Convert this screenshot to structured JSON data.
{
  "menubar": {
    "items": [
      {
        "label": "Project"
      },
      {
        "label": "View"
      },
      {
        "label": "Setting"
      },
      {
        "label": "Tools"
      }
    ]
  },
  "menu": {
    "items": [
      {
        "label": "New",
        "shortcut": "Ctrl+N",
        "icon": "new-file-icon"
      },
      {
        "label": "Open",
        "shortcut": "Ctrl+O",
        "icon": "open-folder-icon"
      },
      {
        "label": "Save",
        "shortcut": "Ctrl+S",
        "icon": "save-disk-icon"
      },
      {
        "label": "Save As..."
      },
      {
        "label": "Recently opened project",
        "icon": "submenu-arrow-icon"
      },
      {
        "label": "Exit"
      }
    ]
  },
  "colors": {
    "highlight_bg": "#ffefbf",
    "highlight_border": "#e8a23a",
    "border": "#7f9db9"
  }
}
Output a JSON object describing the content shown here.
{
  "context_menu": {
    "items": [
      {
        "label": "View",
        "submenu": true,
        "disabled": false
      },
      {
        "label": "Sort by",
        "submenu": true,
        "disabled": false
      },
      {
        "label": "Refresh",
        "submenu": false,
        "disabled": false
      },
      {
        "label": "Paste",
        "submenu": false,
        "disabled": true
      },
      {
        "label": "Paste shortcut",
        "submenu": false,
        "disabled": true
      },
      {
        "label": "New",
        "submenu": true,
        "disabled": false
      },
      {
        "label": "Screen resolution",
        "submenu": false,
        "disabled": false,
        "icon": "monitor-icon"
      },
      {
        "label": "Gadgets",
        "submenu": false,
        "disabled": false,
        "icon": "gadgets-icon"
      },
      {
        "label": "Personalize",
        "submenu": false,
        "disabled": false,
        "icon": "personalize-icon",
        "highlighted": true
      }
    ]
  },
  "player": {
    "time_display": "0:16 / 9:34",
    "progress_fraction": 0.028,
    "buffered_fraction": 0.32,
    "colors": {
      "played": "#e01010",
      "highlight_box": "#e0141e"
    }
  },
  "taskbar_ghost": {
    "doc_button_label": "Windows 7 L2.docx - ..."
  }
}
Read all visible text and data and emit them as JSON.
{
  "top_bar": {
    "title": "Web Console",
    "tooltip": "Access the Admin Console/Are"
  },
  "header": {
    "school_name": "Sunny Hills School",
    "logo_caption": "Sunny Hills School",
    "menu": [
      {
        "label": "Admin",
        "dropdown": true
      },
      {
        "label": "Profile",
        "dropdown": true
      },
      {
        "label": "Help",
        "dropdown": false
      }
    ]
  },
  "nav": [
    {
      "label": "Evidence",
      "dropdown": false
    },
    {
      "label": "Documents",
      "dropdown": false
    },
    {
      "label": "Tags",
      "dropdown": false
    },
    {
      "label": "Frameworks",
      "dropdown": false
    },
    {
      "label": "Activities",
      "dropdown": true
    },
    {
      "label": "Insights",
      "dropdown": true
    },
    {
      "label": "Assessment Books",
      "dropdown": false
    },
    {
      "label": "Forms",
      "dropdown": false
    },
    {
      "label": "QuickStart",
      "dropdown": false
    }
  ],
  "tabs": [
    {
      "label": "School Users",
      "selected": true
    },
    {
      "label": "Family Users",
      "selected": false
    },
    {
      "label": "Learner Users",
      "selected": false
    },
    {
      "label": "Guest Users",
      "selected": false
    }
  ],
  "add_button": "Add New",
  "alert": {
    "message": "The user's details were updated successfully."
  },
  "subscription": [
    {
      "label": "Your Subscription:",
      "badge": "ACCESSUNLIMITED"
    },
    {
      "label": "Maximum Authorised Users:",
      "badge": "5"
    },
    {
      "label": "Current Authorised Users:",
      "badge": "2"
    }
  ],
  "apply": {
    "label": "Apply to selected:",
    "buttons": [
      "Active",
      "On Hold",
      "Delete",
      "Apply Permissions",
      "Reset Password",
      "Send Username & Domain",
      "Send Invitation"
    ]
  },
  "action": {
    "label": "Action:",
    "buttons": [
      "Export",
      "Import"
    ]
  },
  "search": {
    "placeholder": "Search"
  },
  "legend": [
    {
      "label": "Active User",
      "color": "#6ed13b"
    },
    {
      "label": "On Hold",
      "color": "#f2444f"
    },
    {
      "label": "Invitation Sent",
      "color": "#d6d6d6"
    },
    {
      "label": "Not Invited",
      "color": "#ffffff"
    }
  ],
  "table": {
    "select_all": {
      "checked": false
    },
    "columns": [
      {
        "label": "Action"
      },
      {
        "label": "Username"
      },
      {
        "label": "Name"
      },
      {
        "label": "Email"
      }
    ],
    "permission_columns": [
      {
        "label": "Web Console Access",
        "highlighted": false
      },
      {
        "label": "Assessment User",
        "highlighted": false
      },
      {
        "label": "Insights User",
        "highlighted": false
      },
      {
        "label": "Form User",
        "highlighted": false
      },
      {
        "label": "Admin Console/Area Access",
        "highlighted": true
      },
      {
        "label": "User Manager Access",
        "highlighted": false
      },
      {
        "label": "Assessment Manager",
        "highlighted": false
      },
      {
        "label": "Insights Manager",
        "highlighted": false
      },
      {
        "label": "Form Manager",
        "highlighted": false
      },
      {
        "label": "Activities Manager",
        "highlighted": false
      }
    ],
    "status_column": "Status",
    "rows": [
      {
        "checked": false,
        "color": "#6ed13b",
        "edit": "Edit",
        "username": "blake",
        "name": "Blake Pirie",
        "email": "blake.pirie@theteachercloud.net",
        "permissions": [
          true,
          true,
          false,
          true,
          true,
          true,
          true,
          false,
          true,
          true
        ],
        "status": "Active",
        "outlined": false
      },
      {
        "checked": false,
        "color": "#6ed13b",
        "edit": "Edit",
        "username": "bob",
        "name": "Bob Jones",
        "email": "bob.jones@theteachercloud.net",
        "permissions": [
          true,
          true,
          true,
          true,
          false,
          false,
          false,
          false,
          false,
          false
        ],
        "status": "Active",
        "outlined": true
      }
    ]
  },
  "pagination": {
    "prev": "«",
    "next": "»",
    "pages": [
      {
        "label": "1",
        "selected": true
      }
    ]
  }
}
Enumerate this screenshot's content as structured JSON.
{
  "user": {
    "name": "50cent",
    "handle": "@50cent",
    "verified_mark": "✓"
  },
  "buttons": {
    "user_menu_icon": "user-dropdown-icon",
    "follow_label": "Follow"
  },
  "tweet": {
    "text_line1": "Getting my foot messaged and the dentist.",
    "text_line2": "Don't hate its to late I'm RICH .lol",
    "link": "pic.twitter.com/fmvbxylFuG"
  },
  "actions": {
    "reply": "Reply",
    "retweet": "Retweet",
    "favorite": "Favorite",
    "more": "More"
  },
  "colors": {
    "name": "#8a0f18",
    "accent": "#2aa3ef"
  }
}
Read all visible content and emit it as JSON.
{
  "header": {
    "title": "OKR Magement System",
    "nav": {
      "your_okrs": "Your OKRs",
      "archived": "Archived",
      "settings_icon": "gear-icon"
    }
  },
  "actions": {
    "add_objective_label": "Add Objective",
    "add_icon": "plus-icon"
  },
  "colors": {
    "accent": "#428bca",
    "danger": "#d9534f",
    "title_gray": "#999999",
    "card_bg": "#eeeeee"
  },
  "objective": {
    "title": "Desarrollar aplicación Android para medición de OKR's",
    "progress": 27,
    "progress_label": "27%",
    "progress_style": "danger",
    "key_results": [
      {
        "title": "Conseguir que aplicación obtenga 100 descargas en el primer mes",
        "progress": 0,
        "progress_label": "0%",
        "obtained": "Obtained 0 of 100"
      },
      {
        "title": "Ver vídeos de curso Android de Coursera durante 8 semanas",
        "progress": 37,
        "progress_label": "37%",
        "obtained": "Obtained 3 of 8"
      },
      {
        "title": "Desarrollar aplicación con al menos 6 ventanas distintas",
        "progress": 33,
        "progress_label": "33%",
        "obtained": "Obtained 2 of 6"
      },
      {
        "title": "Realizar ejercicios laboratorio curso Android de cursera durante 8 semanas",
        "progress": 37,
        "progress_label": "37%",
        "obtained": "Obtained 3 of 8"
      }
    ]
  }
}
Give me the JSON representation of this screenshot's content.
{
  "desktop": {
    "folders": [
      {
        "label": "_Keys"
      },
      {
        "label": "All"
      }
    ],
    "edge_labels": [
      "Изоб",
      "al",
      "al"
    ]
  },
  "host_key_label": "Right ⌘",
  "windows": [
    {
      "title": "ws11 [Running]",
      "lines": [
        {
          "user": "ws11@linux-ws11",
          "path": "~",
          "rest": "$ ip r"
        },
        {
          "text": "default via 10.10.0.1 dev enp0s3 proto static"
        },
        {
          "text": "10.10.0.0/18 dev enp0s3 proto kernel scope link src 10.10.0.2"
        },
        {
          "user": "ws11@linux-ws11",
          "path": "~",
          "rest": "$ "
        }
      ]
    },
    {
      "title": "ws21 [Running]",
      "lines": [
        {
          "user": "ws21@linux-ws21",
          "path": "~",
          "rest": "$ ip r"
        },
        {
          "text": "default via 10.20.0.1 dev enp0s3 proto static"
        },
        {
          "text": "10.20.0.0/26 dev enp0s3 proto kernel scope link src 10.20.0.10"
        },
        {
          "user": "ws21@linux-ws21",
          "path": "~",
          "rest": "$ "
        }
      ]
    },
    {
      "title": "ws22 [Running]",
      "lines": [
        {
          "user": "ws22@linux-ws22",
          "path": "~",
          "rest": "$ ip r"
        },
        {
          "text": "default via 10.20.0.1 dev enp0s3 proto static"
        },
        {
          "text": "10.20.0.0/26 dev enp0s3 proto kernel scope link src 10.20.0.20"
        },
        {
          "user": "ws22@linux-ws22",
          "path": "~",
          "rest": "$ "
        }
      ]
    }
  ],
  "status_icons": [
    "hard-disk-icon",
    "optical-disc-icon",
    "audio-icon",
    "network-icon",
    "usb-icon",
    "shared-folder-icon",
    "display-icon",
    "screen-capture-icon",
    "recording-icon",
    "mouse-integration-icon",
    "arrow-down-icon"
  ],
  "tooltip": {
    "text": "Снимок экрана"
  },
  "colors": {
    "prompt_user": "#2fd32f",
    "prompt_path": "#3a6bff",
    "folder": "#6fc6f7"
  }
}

***

→ TASK REQUIREMENTS:
Report how many lines of the listing hold the word "theteachercloud", with nothing but the number.

→ COMPLETE OUTPUT:
2